# DATASET start
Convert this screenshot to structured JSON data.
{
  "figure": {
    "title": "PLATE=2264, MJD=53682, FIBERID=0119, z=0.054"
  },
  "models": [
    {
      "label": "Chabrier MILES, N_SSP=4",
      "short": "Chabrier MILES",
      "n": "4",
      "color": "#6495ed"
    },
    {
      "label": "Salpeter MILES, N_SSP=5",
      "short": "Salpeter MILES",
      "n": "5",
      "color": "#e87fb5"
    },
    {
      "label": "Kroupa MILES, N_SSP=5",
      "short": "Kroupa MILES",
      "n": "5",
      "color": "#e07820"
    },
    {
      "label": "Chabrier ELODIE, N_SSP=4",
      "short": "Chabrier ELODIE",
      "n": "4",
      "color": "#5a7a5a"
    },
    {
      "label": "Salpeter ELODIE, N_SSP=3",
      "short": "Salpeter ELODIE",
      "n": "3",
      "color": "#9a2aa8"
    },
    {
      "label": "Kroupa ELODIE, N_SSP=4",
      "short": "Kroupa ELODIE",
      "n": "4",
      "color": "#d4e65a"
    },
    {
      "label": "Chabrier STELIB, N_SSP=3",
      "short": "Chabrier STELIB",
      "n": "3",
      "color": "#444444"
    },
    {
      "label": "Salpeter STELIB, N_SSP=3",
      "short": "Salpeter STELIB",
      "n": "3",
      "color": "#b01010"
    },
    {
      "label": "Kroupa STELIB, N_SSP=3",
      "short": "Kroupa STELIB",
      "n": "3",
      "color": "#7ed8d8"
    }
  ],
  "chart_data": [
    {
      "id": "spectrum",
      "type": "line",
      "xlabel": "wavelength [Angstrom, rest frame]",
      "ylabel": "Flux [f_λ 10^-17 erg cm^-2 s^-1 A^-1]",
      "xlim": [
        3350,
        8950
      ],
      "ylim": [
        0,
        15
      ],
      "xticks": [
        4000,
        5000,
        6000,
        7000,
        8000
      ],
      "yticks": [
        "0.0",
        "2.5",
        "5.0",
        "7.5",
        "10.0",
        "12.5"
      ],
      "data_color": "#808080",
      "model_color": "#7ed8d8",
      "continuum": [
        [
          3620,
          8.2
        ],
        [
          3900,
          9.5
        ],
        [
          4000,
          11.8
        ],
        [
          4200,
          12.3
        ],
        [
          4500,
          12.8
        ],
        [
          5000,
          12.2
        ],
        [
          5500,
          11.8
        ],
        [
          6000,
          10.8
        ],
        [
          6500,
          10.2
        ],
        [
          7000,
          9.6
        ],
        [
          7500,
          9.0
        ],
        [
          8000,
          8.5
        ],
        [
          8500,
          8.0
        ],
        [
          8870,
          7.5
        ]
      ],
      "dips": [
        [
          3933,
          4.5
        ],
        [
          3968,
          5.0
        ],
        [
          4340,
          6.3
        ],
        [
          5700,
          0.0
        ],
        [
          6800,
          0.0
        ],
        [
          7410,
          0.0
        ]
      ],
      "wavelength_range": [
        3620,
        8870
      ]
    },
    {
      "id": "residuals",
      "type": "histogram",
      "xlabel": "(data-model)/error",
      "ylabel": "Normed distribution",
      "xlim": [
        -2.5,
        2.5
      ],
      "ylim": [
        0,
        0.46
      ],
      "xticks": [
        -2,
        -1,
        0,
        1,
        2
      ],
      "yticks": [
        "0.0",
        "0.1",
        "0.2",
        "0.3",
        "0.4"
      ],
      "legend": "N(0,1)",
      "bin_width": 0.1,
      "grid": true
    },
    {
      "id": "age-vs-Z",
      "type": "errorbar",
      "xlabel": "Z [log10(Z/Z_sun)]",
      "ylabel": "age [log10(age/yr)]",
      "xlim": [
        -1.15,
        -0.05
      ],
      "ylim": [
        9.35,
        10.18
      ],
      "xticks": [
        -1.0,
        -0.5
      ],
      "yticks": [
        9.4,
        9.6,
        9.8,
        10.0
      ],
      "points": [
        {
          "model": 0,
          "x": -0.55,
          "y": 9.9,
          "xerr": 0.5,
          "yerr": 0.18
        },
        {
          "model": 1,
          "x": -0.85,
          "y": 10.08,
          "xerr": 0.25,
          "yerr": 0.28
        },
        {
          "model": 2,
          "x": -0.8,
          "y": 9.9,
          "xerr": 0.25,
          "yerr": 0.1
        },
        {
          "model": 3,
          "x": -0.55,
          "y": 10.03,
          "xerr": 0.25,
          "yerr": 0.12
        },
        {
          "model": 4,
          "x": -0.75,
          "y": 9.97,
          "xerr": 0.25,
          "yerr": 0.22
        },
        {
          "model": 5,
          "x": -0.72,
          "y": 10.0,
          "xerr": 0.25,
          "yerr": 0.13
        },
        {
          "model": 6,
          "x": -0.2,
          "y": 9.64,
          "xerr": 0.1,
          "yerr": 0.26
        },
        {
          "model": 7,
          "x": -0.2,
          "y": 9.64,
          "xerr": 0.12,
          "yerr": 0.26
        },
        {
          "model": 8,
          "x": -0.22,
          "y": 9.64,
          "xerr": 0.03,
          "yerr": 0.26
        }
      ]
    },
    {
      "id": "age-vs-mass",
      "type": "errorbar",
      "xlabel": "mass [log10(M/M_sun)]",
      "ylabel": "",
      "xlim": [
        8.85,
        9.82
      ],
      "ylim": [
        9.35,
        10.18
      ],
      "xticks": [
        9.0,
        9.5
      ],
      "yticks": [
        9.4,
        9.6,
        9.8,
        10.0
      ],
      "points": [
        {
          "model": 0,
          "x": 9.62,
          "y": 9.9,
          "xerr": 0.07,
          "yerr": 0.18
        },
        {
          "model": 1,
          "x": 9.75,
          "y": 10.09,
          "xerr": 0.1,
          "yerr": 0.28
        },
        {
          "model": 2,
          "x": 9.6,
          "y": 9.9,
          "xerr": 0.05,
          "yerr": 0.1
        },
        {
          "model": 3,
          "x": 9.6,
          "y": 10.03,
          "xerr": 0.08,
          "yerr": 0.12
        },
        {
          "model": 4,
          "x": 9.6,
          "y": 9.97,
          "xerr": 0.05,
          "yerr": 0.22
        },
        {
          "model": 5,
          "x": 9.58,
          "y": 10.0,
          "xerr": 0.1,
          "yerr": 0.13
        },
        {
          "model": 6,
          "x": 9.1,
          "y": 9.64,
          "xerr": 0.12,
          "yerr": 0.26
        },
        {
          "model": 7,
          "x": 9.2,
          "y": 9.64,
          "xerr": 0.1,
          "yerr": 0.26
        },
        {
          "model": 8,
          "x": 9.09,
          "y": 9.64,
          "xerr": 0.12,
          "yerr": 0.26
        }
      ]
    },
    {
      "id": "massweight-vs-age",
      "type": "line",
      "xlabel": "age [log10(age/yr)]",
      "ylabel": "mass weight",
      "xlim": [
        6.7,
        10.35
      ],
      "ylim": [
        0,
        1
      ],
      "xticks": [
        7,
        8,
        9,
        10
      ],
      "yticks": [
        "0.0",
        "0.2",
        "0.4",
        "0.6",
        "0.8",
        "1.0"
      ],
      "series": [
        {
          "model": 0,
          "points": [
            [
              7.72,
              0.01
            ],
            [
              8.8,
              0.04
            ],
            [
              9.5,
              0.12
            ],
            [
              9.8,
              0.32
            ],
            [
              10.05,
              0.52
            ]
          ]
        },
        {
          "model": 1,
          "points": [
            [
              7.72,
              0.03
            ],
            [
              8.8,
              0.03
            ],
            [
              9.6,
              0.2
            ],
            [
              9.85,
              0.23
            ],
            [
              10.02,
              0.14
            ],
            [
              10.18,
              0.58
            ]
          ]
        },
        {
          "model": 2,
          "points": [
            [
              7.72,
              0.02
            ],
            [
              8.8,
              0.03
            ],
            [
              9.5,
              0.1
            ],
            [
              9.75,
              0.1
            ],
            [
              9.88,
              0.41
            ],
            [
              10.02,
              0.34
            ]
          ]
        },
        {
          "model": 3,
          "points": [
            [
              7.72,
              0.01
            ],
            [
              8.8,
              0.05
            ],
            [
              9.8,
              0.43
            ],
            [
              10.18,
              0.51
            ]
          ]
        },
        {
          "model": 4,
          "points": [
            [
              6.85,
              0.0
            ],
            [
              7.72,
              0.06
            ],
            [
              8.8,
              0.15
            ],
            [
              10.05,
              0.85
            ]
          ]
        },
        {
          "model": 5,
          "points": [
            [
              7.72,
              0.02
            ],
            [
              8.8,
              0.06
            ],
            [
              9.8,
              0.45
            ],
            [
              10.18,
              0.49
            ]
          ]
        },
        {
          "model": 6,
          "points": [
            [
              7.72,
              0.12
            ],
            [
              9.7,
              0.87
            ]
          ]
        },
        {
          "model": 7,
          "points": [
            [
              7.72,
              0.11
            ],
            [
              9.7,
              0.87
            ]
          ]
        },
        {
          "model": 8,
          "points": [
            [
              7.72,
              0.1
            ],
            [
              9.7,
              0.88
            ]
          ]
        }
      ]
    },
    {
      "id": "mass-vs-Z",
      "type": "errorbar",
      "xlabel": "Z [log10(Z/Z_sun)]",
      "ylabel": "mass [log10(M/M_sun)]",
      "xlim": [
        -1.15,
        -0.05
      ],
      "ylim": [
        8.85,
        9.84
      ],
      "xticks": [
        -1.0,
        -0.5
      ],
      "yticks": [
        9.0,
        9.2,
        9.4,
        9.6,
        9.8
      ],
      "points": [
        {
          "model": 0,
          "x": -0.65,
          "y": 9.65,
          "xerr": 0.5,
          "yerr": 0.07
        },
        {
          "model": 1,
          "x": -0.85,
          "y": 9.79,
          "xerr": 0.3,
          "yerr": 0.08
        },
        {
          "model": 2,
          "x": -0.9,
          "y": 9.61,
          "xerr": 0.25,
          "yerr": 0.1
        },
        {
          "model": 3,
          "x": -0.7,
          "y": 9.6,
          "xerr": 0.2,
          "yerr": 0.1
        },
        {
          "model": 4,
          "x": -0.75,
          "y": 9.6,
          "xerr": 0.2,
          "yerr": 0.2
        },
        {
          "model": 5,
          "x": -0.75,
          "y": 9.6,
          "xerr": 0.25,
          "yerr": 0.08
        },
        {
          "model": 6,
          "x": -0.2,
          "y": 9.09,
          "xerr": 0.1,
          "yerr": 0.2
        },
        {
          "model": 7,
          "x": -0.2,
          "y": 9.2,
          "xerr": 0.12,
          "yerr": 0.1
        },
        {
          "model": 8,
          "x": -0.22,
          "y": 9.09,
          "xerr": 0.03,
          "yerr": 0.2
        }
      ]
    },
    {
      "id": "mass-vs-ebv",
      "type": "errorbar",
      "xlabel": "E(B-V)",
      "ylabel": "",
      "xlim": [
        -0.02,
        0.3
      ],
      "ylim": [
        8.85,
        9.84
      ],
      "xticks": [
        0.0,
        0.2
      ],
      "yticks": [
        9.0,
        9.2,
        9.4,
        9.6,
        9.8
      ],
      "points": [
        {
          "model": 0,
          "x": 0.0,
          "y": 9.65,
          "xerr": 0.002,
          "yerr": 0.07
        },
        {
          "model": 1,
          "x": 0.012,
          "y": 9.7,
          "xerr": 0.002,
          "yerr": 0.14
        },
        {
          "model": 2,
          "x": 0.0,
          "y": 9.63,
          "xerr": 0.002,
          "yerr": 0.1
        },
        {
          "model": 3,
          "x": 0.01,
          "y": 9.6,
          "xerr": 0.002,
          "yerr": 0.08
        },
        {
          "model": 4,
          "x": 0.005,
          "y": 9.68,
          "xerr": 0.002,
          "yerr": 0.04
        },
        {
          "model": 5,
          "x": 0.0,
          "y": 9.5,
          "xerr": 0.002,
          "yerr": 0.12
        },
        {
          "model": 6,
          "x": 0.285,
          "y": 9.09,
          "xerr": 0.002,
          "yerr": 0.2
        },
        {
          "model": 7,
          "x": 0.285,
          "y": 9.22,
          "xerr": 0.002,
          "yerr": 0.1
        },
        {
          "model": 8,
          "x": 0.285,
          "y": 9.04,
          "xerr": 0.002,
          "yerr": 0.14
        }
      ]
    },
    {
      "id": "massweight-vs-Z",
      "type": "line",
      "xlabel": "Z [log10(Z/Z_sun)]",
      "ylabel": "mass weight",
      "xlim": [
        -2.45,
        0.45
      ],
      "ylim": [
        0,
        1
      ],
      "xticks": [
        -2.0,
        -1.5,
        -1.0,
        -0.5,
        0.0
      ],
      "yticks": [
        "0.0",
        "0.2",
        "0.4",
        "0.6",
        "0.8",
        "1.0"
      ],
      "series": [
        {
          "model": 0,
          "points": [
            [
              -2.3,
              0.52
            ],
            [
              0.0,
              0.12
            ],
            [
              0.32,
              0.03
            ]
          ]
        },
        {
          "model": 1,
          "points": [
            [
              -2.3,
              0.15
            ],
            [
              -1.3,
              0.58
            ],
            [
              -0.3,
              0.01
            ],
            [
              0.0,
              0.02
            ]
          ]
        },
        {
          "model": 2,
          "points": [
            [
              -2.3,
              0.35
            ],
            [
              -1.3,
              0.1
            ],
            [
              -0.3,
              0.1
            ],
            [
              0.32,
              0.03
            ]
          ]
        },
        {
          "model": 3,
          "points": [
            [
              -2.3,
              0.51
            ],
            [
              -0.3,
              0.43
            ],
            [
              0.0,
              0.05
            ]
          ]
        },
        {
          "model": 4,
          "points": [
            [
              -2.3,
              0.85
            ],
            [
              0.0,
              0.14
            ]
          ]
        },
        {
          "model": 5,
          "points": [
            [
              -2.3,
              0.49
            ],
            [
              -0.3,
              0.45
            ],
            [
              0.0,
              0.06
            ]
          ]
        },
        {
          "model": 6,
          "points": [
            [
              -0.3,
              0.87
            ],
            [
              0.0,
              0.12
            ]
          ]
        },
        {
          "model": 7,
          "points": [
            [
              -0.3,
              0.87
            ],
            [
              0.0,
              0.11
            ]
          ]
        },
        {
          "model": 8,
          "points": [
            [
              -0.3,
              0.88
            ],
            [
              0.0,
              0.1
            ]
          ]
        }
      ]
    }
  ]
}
# DATASET end
### [REQUIRED WORK]
Pull out every line containing "STELIB".

### [ANSWER TO THE TASK]
      "label": "Chabrier STELIB, N_SSP=3",
      "short": "Chabrier STELIB",
      "label": "Salpeter STELIB, N_SSP=3",
      "short": "Salpeter STELIB",
      "label": "Kroupa STELIB, N_SSP=3",
      "short": "Kroupa STELIB",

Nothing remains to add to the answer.